▶ _Sobre la tarea_
Prosigue el texto sobre el papel de Cesc Fábregas en el FC Barcelona justo después de su última oración.

▶ _Texto proporcionado_
--*--
El FC Barcelona tiene una situación entre manos que, según apuntan las noticias de deporte, es bastante delicada.
El problema reside en el rol que Cesc Fábregas va a desempeñar esta temporada. El polivalente futbolista catalán, tras haber realizado una gran Eurocopa en Polonia y Ucrania, no ha llegado a este principio de temporada en el mejor estado de forma posible y las suspicacias tanto en Barcelona como en el panorama nacional español sobre su utilidad en el equipo y sobre la nueva ubicación que Tito Vilanova le quiere dar al bueno de Cesc.
Pues bien, desde mi punto de vista, no debería estar permitido dudar un ápice sobre este jugador. Es cierto que en estos primeros partidos no ha rendido al nivel que se le supone pero tanto la temporada pasada como en su paso por el Arsenal ha demostrado sobradamente que es un jugador de primer nivel mundial. Es capaz de jugar retrasado para ayudar en la creación, se desenvuelve a la perfección entre líneas con llegada y último pase y la posición de falso nueve en la que le utilizaron Guardiola primero y Vicente Del Bosque después le va como anillo al dedo. Es cierto que su irrupción en el conjunto blaugrana situó el listón demasiado alto pero no lo es menos que, pese a que tendrá altibajos en su rendimiento, está entre los ocho mejores centrocampistas a nivel mundial.
--*--
▶ _Entradas proporcionadas_
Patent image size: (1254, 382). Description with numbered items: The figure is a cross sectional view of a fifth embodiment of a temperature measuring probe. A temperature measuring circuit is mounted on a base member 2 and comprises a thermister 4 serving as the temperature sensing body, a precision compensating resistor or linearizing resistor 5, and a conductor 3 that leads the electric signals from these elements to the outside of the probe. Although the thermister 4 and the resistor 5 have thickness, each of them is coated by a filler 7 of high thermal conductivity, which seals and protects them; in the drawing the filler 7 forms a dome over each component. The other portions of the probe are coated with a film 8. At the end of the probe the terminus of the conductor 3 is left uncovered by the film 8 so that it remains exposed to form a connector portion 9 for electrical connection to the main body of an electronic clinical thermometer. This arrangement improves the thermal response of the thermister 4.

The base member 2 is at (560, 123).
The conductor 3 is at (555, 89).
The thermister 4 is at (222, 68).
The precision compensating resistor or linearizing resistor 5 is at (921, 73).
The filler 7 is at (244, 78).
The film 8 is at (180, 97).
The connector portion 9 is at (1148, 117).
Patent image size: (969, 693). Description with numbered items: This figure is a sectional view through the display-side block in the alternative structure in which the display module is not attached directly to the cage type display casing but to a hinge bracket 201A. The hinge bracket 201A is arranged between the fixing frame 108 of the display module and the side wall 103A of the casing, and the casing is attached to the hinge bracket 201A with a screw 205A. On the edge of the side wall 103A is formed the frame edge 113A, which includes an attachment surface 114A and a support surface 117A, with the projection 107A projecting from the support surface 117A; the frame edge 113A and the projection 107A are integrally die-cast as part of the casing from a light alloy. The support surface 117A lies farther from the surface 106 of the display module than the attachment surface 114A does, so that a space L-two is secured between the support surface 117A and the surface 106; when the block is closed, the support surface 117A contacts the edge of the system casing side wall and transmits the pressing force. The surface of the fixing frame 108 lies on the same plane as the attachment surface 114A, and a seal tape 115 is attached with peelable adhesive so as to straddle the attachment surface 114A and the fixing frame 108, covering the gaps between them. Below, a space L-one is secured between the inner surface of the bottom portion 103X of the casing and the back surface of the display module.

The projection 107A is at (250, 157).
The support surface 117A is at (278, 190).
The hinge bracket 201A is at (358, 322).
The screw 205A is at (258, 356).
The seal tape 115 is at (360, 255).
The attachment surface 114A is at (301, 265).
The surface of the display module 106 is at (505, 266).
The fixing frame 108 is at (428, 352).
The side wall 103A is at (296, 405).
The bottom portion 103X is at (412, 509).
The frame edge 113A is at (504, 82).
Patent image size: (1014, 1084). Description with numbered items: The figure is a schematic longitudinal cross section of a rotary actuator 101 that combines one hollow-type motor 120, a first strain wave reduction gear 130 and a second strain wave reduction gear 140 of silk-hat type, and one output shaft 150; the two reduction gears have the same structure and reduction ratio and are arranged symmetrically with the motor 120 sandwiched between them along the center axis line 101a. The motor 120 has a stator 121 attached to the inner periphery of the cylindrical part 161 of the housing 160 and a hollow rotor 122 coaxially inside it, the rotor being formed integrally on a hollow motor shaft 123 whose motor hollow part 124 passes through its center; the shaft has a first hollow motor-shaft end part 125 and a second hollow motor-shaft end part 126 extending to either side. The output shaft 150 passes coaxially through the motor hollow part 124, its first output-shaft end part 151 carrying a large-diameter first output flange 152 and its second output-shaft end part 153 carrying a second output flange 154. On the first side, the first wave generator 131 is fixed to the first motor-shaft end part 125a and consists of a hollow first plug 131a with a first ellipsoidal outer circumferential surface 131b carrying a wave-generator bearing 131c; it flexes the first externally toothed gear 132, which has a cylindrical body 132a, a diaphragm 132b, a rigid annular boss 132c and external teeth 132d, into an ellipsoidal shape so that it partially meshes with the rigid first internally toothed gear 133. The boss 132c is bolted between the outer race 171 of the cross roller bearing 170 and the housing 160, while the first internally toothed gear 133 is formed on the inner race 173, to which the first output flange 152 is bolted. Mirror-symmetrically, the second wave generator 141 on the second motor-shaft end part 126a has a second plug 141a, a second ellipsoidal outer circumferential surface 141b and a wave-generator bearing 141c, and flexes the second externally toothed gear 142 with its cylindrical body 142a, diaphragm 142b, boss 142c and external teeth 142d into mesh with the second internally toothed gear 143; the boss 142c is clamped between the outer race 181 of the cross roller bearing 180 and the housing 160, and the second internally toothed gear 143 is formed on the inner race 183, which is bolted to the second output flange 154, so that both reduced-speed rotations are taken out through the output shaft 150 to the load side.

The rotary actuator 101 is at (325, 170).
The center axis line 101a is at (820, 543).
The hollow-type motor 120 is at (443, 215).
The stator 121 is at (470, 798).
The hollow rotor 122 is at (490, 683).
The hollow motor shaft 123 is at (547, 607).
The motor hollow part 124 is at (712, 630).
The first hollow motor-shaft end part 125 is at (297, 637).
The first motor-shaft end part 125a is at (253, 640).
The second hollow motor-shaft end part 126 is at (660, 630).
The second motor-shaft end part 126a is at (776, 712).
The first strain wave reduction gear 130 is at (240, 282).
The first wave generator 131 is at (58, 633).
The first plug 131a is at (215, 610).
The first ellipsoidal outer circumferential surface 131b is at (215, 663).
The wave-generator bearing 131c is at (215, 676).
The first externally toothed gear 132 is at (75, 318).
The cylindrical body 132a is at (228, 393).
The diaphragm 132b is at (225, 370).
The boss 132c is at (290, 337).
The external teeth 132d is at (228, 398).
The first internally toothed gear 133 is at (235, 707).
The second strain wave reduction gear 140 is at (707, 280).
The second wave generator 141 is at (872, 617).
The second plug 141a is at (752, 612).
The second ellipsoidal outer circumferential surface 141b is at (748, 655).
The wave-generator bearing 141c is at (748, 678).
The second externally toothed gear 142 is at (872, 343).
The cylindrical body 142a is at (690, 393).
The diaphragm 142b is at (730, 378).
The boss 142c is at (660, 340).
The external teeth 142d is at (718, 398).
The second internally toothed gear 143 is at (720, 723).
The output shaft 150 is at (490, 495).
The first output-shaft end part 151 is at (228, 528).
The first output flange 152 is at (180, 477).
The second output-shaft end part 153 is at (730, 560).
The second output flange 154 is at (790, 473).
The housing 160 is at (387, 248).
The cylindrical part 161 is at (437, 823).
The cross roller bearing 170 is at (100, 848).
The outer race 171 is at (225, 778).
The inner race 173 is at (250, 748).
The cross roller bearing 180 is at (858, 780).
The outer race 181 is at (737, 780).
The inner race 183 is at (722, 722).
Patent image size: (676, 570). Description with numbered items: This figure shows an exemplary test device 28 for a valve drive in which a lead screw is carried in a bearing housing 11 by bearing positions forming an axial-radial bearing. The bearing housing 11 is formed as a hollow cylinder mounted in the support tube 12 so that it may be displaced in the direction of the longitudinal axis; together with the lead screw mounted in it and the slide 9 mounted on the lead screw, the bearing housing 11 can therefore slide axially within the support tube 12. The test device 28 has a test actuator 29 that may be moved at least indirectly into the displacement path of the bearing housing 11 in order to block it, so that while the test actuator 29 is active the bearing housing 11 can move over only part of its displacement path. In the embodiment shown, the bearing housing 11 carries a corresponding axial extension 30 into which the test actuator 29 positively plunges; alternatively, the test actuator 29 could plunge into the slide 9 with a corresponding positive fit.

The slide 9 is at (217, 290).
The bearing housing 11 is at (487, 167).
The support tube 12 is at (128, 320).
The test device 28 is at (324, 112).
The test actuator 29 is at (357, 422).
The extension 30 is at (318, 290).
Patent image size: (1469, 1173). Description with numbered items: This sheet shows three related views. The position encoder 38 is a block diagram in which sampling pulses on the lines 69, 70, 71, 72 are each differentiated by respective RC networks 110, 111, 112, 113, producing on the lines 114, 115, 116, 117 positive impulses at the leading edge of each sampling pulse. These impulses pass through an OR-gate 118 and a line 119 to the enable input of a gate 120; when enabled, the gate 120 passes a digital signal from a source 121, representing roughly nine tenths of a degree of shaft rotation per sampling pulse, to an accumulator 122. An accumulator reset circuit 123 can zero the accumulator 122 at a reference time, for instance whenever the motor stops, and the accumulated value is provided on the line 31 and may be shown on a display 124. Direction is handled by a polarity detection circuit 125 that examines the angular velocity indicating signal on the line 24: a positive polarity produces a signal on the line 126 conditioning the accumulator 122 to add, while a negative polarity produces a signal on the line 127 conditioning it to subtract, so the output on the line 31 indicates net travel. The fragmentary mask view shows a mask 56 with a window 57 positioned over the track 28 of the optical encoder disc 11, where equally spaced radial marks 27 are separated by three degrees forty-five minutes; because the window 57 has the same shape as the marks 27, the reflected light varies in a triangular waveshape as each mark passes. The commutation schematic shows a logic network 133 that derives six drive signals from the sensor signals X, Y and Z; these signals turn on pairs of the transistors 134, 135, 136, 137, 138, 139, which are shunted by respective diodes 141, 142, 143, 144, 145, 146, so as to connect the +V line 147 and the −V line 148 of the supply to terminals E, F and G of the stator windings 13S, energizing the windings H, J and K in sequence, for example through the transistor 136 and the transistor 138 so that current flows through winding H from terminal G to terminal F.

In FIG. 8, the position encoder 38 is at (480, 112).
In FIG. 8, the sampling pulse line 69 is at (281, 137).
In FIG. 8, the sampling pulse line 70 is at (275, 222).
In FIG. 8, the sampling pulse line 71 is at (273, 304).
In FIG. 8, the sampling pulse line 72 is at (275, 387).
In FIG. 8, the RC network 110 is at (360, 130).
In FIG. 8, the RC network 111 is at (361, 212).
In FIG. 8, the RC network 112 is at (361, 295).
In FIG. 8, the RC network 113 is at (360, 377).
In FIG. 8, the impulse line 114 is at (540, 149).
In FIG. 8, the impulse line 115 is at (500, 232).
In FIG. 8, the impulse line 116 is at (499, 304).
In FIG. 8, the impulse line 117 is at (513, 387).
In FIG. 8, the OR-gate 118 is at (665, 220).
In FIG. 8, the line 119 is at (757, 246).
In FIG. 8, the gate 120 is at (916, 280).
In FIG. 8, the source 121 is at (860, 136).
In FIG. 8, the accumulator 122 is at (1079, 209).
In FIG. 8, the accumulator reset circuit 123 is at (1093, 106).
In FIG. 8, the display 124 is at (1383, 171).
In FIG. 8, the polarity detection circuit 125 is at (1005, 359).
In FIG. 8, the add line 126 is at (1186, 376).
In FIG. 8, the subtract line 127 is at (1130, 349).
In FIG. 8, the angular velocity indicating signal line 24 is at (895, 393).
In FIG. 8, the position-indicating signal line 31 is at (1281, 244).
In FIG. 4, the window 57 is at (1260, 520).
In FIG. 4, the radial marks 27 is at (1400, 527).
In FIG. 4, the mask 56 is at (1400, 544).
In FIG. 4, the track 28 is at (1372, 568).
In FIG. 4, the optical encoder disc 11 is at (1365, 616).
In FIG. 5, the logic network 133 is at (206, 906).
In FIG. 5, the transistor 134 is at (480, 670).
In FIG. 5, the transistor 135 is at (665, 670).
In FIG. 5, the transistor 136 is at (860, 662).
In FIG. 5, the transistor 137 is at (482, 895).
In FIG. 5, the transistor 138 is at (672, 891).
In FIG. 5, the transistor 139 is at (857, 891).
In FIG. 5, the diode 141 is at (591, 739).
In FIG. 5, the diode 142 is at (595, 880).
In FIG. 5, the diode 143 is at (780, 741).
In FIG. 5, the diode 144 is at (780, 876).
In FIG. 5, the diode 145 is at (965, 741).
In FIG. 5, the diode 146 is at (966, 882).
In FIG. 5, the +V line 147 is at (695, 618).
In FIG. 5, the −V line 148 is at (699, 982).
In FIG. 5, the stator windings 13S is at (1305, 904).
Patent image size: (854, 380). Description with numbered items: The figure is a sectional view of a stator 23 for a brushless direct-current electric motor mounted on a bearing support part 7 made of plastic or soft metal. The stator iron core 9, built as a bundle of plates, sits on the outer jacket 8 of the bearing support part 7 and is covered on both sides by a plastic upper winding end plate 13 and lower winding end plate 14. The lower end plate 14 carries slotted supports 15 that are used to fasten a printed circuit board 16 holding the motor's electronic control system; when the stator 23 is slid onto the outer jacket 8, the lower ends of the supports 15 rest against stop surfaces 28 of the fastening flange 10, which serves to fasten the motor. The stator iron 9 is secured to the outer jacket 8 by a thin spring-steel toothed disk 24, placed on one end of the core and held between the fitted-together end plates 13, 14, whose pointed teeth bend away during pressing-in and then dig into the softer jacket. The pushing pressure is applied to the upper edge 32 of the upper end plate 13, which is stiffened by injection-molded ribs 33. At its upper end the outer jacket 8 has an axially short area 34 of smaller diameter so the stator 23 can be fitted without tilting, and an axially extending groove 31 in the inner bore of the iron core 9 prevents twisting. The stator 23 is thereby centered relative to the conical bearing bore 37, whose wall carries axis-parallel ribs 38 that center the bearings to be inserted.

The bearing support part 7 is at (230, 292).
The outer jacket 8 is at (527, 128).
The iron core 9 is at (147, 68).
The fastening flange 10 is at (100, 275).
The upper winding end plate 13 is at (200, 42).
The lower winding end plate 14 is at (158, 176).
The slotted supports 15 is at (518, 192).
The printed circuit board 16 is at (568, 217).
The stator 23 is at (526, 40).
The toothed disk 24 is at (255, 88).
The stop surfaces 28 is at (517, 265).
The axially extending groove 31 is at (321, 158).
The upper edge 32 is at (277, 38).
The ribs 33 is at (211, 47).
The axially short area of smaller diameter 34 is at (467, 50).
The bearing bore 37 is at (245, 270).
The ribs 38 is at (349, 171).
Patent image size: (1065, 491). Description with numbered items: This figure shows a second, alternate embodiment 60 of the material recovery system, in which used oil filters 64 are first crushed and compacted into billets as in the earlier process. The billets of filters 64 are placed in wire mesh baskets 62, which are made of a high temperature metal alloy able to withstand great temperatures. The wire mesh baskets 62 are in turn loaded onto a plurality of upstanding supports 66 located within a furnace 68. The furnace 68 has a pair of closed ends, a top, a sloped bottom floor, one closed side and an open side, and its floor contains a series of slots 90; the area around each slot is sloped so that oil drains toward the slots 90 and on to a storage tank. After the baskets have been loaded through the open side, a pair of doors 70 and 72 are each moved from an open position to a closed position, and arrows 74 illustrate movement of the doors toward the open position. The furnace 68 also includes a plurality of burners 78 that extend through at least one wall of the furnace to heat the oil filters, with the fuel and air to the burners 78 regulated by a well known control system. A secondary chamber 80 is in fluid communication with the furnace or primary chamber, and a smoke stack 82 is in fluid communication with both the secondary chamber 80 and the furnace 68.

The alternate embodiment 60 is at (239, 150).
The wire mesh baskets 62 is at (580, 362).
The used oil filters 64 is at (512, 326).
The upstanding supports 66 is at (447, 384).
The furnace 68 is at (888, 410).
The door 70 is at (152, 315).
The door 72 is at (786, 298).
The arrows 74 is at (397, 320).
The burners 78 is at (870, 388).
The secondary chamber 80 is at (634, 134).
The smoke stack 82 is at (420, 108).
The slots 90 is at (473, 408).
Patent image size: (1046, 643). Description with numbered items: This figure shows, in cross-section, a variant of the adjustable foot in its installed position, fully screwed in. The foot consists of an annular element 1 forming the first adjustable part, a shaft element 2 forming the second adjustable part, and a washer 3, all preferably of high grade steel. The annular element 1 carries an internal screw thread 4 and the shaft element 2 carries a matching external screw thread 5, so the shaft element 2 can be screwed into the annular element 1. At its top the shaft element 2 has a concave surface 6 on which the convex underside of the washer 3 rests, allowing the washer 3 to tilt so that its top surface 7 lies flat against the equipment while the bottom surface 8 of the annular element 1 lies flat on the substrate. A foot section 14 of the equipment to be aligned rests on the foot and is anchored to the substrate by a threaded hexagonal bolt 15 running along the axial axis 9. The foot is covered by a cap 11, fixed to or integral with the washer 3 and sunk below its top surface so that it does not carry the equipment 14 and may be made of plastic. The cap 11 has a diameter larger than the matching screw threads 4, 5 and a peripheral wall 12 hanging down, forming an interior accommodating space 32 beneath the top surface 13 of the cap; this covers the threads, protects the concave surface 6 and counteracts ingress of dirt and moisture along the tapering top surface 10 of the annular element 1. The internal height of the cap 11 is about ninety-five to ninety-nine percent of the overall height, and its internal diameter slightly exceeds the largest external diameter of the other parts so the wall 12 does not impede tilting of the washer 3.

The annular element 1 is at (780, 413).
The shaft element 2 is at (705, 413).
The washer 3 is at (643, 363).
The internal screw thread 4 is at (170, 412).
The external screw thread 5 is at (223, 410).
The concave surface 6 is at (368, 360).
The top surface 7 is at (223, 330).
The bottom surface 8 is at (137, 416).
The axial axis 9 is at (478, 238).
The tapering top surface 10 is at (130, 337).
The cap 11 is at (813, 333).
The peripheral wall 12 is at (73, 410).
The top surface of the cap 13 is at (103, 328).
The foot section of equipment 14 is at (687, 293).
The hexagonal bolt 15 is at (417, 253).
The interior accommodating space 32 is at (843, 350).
--*--
▶ _Respuesta_
El problema reside cuando aparecen las comparaciones. Esta temporada Tito le está colocando sustituyendo a Xavi o Iniesta en el centro del campo culé y obviamente es un jugador de características distintas. No se le puede pedir lo mismo a Fábregas que a estos dos fueras de serie porque sencillamente no lo va a poder hacer. De este modo, los pronósticos de fútbol tienen claro que será importante este año como ya lo fue el pasado pero que todavía Tito debe encontrarle el lugar en el que realmente se encuentra cómodo.